§ Aim: Tally the lines in the listing below that include "hearts". Answer with the count and nothing more.

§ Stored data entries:
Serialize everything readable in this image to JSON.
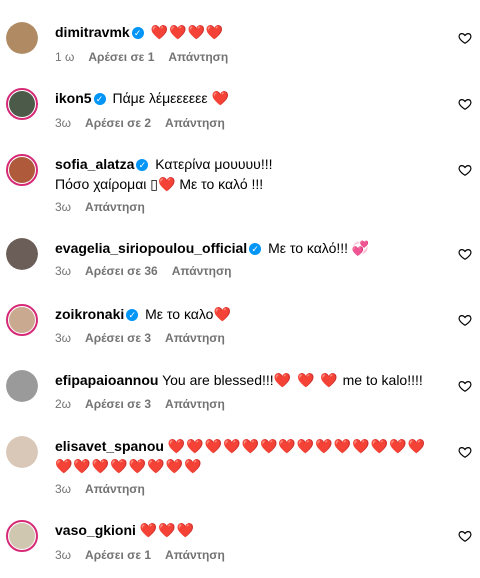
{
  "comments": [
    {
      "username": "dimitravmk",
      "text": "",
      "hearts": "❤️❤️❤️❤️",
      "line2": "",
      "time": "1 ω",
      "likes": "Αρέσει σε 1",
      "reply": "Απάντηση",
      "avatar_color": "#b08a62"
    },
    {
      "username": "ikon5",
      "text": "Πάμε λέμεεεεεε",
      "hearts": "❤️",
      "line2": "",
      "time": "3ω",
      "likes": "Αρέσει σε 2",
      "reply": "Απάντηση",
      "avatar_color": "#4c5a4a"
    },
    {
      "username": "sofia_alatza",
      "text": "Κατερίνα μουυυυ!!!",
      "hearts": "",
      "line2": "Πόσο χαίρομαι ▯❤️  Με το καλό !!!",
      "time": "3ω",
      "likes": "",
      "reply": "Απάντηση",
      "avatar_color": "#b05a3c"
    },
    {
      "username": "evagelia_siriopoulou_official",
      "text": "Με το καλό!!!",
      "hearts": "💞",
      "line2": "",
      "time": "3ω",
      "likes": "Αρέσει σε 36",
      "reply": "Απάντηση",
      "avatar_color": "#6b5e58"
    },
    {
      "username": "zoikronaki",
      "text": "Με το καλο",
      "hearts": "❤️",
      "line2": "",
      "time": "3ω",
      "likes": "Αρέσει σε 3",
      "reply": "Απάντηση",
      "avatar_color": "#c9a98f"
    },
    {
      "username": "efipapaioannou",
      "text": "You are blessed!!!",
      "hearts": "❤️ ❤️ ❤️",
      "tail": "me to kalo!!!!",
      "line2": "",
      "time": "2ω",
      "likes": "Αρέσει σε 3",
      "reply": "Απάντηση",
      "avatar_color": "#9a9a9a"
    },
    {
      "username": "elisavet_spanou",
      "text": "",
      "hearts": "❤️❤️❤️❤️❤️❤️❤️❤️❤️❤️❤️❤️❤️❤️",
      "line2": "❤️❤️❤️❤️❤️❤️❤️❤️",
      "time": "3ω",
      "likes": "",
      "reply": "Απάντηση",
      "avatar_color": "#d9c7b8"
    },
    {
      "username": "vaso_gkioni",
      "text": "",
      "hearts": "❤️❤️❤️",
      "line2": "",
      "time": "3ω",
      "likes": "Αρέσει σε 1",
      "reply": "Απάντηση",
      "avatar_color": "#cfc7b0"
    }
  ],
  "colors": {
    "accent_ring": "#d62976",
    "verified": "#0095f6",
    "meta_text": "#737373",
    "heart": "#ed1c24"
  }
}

...

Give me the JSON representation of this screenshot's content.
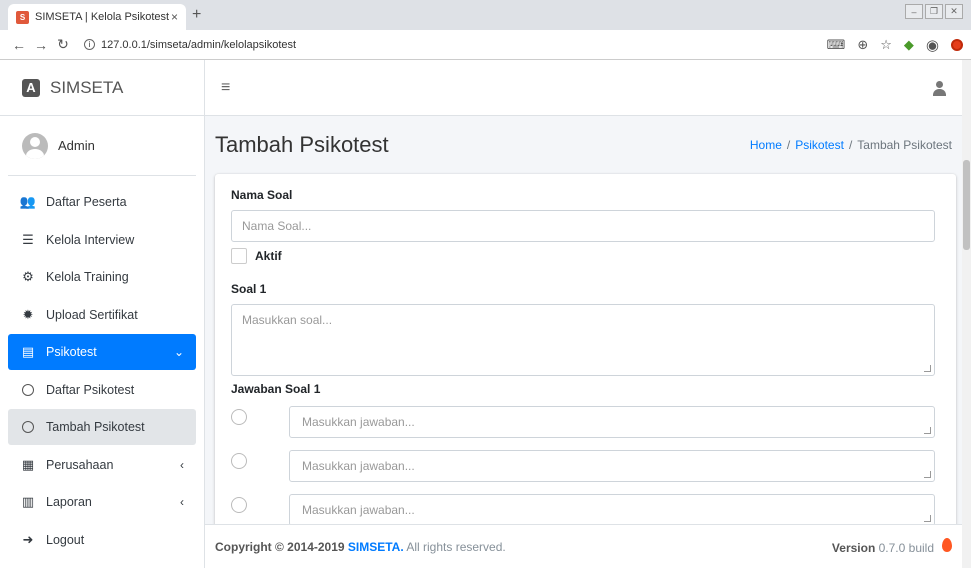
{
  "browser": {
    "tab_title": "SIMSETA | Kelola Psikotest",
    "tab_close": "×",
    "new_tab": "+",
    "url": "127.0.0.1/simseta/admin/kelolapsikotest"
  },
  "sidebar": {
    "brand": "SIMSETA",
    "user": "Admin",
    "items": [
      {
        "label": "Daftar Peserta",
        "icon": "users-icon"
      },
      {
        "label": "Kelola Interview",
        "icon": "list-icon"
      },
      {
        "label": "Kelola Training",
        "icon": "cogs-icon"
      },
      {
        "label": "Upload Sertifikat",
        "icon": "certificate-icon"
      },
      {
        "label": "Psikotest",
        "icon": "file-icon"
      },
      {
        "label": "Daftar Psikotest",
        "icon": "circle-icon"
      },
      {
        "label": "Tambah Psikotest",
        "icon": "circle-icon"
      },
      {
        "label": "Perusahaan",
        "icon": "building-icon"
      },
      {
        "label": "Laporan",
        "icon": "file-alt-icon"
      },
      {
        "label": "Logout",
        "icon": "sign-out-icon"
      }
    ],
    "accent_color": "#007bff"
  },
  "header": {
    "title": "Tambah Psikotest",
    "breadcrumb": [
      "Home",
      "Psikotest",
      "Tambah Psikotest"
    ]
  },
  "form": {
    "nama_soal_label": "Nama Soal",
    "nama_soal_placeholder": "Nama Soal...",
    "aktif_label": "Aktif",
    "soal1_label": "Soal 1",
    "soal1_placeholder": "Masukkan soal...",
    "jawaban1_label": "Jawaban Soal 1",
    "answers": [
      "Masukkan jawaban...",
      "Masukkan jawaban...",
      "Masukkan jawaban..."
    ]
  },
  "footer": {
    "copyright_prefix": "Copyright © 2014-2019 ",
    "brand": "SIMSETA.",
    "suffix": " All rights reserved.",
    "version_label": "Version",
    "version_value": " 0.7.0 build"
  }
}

§ Response to this exercise: 8